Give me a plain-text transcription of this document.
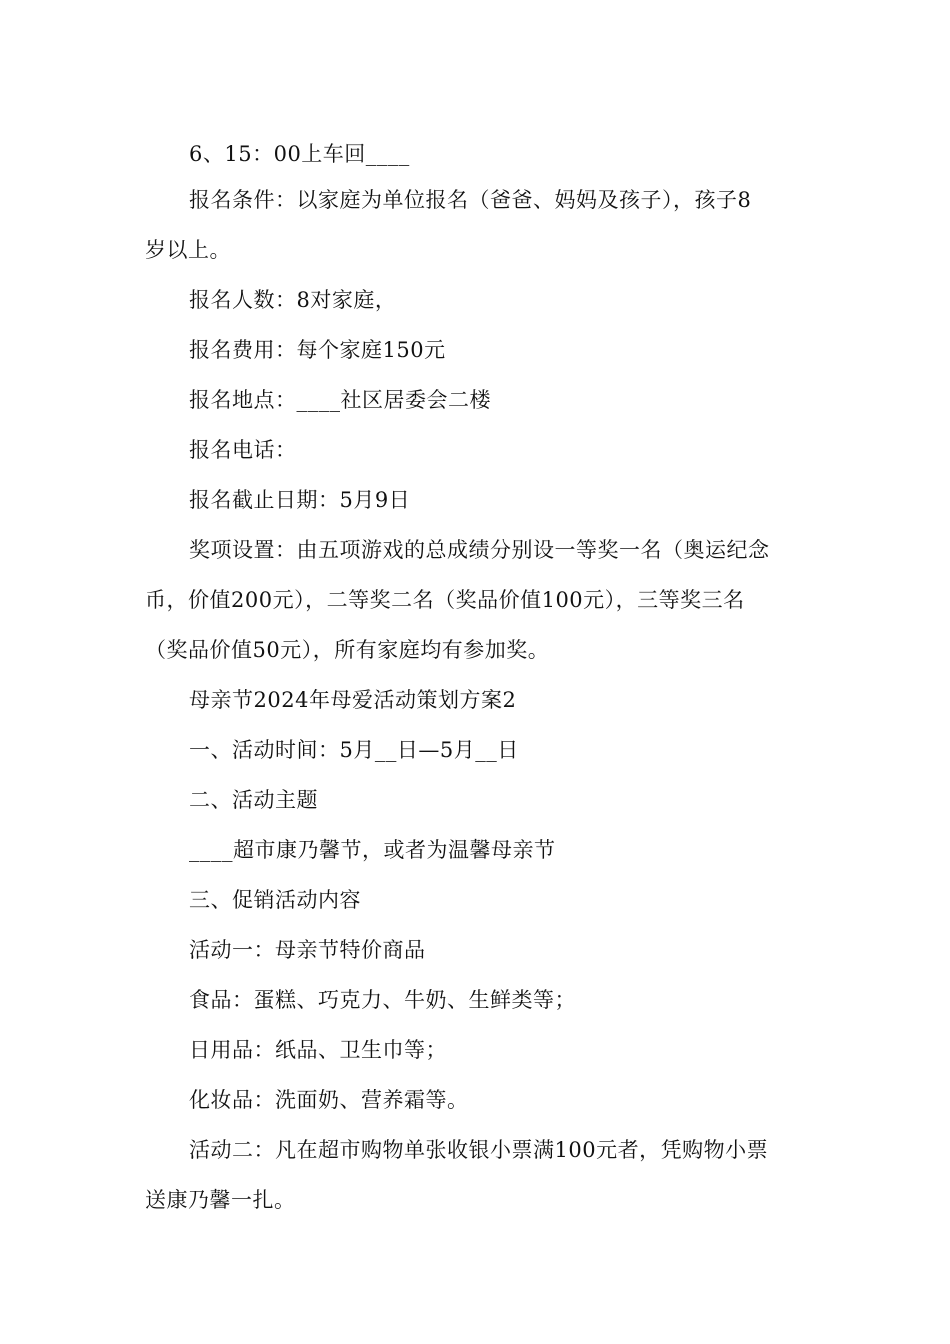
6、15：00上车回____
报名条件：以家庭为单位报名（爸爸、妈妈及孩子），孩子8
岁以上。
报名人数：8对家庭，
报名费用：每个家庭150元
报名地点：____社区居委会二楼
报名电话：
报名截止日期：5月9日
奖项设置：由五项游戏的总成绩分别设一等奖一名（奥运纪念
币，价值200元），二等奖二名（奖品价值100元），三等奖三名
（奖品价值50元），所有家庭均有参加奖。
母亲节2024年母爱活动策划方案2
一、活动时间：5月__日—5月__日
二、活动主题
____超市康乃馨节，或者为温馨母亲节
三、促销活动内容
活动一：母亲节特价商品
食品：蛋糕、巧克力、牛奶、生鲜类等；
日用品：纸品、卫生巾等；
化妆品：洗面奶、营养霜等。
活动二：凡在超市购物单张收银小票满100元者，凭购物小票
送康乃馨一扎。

----

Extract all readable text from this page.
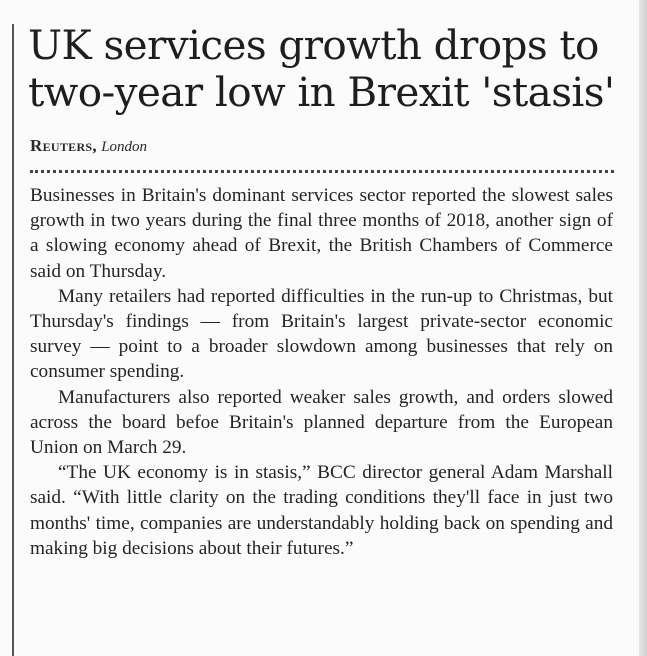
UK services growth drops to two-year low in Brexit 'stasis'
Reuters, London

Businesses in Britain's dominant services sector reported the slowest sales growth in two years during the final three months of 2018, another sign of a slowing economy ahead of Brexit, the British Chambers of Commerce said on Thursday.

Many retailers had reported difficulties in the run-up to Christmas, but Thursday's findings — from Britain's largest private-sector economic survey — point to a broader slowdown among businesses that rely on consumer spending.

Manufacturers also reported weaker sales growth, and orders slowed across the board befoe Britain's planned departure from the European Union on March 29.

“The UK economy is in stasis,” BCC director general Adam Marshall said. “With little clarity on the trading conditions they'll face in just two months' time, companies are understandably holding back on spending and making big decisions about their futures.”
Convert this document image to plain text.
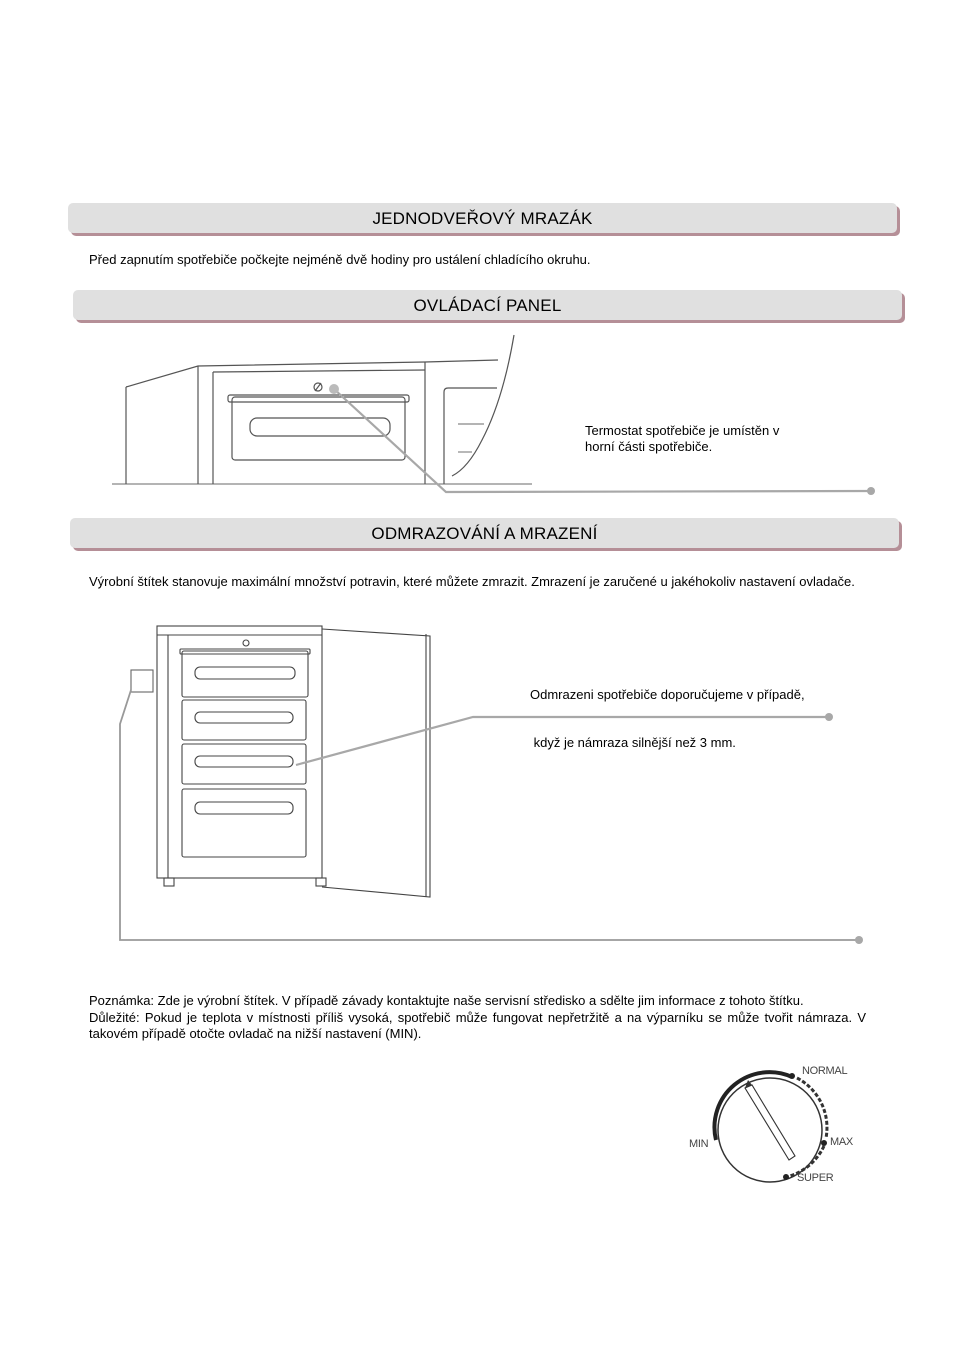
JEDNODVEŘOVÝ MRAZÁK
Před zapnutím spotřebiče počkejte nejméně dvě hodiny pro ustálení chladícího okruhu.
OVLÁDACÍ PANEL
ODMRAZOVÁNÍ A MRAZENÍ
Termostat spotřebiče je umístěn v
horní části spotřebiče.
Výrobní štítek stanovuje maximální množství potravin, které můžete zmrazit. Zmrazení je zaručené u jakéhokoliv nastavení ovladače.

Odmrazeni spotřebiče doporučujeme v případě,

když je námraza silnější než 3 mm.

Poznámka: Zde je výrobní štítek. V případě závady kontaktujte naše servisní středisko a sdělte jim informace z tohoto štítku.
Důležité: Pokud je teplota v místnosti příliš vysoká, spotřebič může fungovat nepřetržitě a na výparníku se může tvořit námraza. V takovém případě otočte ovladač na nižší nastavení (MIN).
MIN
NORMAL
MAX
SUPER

----

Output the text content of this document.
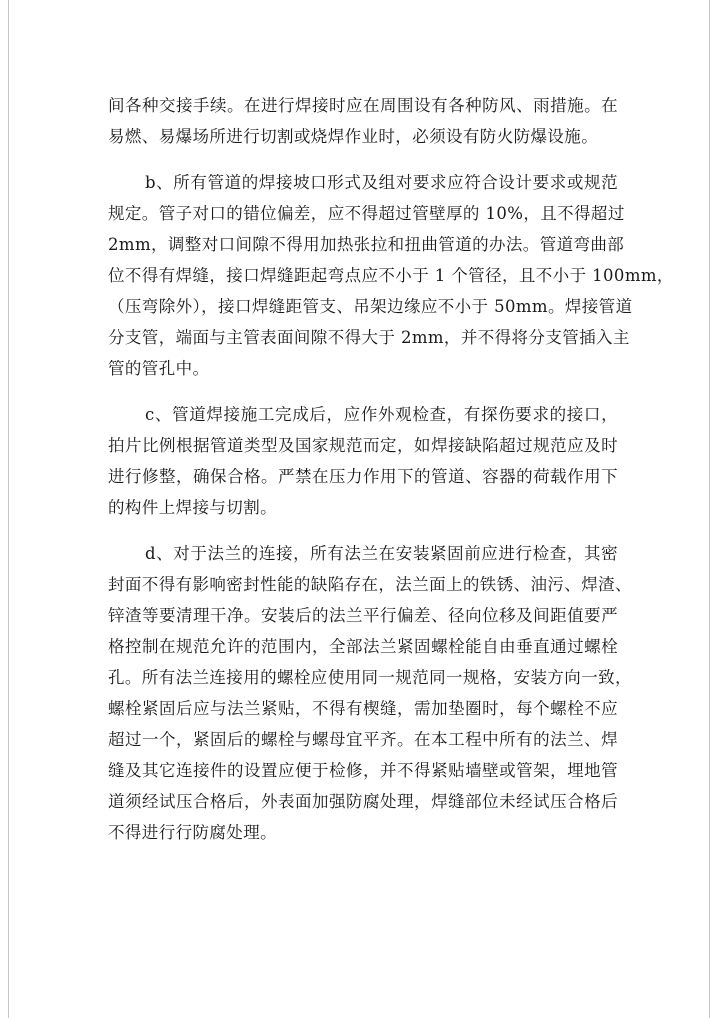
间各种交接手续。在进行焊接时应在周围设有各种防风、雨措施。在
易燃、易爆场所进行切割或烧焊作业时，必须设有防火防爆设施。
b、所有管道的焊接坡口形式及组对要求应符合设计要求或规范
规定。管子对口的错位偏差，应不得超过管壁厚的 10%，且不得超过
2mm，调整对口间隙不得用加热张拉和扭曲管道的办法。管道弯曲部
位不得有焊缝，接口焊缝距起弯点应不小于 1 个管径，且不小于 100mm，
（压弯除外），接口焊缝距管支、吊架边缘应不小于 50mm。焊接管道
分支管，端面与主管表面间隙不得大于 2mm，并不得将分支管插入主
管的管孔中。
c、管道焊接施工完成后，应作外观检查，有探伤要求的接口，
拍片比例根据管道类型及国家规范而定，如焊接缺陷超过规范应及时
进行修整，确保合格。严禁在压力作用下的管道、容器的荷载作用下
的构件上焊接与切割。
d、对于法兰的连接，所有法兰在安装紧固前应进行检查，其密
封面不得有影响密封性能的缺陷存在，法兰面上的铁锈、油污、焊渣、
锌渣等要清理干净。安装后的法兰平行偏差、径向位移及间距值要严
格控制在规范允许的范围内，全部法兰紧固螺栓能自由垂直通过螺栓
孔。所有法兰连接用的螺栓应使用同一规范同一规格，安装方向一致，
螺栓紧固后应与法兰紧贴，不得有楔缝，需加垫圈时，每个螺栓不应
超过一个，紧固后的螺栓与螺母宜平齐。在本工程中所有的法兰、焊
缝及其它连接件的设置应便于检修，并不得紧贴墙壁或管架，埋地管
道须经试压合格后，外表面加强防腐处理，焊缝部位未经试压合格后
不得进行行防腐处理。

----

[Objective]
Which lines hold the word "štítek"? Show each one.

[Problem solution]
Výrobní štítek stanovuje maximální množství potravin, které můžete zmrazit. Zmrazení je zaručené u jakéhokoliv nastavení ovladače.
Poznámka: Zde je výrobní štítek. V případě závady kontaktujte naše servisní středisko a sdělte jim informace z tohoto štítku.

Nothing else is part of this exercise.